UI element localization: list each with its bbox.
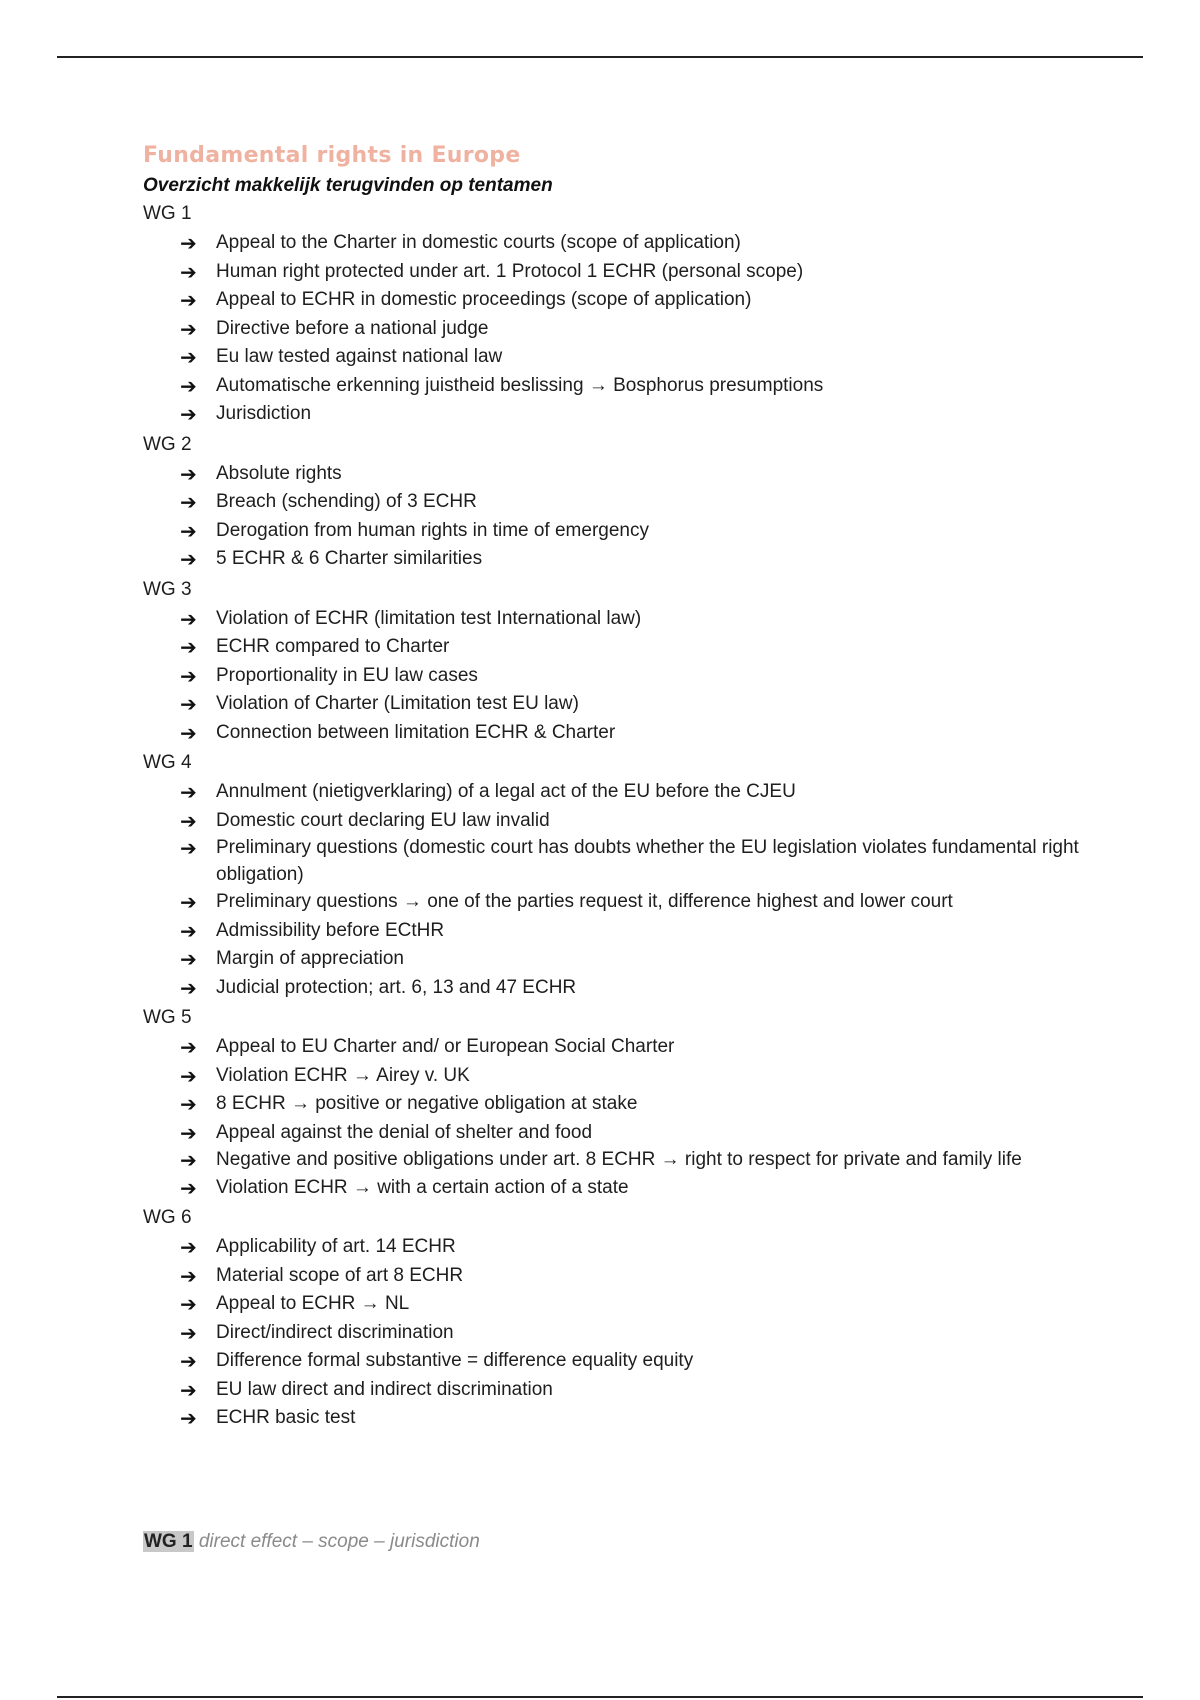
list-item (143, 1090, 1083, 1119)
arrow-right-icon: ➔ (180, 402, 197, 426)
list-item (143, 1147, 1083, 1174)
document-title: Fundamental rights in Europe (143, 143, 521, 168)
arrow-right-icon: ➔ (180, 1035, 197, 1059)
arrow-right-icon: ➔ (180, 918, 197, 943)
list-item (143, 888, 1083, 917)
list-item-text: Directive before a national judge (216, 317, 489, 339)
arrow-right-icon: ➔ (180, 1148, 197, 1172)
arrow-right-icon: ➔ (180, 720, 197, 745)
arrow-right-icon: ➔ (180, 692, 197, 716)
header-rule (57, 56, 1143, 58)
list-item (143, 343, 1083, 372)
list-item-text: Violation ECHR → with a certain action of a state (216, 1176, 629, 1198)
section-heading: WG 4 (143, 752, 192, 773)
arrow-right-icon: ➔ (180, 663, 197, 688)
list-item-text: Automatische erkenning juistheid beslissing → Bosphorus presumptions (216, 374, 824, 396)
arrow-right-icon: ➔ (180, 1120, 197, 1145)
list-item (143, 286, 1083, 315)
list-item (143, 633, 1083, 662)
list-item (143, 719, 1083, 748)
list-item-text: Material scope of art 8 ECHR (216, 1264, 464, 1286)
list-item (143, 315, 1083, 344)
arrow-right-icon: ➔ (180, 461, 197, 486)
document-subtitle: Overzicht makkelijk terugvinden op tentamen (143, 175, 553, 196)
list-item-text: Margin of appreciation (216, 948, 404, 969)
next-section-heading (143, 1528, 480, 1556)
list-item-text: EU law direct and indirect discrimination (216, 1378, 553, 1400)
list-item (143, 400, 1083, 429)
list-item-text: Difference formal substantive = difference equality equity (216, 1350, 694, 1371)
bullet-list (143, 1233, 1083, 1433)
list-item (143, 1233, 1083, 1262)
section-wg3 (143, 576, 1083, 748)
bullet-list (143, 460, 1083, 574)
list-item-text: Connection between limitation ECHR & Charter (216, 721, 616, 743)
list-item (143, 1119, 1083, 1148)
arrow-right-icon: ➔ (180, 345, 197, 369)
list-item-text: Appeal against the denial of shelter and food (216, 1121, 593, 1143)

Objective:
Rewrite every row above, replacing "arrow-right-icon" with "arrow-icon" and keeping everything else unchanged. Leave out the picture.

Answer to this task:
UI element localization: list each with its bbox.
list-item (143, 1090, 1083, 1119)
arrow-icon: ➔ (180, 402, 197, 426)
list-item (143, 1147, 1083, 1174)
document-title: Fundamental rights in Europe (143, 143, 521, 168)
arrow-icon: ➔ (180, 1035, 197, 1059)
arrow-icon: ➔ (180, 918, 197, 943)
list-item (143, 888, 1083, 917)
list-item-text: Directive before a national judge (216, 317, 489, 339)
arrow-icon: ➔ (180, 1148, 197, 1172)
arrow-icon: ➔ (180, 720, 197, 745)
arrow-icon: ➔ (180, 692, 197, 716)
header-rule (57, 56, 1143, 58)
list-item (143, 343, 1083, 372)
list-item-text: Violation ECHR → with a certain action of a state (216, 1176, 629, 1198)
section-heading: WG 4 (143, 752, 192, 773)
arrow-icon: ➔ (180, 663, 197, 688)
list-item-text: Automatische erkenning juistheid beslissing → Bosphorus presumptions (216, 374, 824, 396)
arrow-icon: ➔ (180, 1120, 197, 1145)
list-item (143, 286, 1083, 315)
list-item (143, 633, 1083, 662)
list-item (143, 719, 1083, 748)
list-item-text: Material scope of art 8 ECHR (216, 1264, 464, 1286)
list-item (143, 315, 1083, 344)
arrow-icon: ➔ (180, 461, 197, 486)
document-subtitle: Overzicht makkelijk terugvinden op tentamen (143, 175, 553, 196)
list-item-text: Margin of appreciation (216, 948, 404, 969)
next-section-heading (143, 1528, 480, 1556)
list-item-text: EU law direct and indirect discrimination (216, 1378, 553, 1400)
list-item (143, 400, 1083, 429)
list-item-text: Difference formal substantive = difference equality equity (216, 1350, 694, 1371)
bullet-list (143, 1233, 1083, 1433)
list-item (143, 1233, 1083, 1262)
section-wg3 (143, 576, 1083, 748)
bullet-list (143, 460, 1083, 574)
list-item-text: Connection between limitation ECHR & Charter (216, 721, 616, 743)
list-item (143, 1119, 1083, 1148)
arrow-icon: ➔ (180, 345, 197, 369)
list-item-text: Appeal against the denial of shelter and food (216, 1121, 593, 1143)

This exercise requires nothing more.